BRIEF: Your task is to filter the data below down to the lines holding "حنبل".

RECORDS FOR THE TASK:

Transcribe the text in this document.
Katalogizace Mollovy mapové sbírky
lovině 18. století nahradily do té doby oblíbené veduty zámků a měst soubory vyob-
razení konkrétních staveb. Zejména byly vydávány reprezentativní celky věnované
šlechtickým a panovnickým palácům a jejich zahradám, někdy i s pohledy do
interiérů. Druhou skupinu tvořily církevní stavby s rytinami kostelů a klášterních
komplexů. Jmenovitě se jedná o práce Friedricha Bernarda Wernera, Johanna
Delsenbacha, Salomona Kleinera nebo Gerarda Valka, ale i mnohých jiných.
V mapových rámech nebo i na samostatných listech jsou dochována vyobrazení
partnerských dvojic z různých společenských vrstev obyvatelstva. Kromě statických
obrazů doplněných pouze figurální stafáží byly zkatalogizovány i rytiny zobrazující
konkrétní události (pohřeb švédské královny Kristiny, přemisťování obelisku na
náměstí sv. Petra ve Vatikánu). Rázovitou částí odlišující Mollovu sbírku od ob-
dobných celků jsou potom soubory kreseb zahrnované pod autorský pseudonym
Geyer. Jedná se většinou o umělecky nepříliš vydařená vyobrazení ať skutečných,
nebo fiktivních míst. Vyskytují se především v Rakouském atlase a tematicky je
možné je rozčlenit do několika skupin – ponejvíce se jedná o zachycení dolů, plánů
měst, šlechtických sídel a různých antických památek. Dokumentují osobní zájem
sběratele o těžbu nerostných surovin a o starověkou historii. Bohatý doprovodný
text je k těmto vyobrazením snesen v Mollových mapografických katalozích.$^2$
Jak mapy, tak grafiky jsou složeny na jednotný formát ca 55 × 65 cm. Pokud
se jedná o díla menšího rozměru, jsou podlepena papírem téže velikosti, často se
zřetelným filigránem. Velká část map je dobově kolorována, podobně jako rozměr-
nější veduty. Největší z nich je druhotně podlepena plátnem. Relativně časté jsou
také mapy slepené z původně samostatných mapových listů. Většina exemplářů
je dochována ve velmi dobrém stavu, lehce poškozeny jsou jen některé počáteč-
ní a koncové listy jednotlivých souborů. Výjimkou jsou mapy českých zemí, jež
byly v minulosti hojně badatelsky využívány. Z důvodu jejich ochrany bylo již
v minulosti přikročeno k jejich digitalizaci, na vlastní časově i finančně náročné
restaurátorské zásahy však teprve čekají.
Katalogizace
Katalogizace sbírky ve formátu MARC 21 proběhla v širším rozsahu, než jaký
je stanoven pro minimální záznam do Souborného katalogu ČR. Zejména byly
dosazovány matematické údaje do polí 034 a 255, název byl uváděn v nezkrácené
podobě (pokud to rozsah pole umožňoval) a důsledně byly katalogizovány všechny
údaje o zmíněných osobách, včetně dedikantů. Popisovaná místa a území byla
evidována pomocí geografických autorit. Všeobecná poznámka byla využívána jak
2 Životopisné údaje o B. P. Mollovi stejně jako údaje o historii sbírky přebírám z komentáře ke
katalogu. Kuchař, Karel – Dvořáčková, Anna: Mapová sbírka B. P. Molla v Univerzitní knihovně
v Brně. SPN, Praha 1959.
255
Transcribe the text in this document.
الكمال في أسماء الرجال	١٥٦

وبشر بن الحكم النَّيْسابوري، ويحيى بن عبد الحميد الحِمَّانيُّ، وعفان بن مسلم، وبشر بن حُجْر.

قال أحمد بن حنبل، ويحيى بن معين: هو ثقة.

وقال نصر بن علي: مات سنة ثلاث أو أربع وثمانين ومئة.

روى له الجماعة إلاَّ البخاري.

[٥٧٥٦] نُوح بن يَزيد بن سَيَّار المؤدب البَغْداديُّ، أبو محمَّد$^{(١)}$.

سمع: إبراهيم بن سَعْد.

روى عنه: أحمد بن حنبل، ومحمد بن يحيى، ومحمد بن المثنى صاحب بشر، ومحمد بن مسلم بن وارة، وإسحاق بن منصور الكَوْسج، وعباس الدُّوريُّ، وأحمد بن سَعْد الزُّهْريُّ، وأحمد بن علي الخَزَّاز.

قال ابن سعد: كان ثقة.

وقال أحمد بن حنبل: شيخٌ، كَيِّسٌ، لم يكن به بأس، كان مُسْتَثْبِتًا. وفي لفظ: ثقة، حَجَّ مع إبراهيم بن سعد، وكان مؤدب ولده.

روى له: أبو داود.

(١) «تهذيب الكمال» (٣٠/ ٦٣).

TASK ANSWER:
قال أحمد بن حنبل، ويحيى بن معين: هو ثقة.
روى عنه: أحمد بن حنبل، ومحمد بن يحيى، ومحمد بن المثنى صاحب بشر، ومحمد بن مسلم بن وارة، وإسحاق بن منصور الكَوْسج، وعباس الدُّوريُّ، وأحمد بن سَعْد الزُّهْريُّ، وأحمد بن علي الخَزَّاز.
وقال أحمد بن حنبل: شيخٌ، كَيِّسٌ، لم يكن به بأس، كان مُسْتَثْبِتًا. وفي لفظ: ثقة، حَجَّ مع إبراهيم بن سعد، وكان مؤدب ولده.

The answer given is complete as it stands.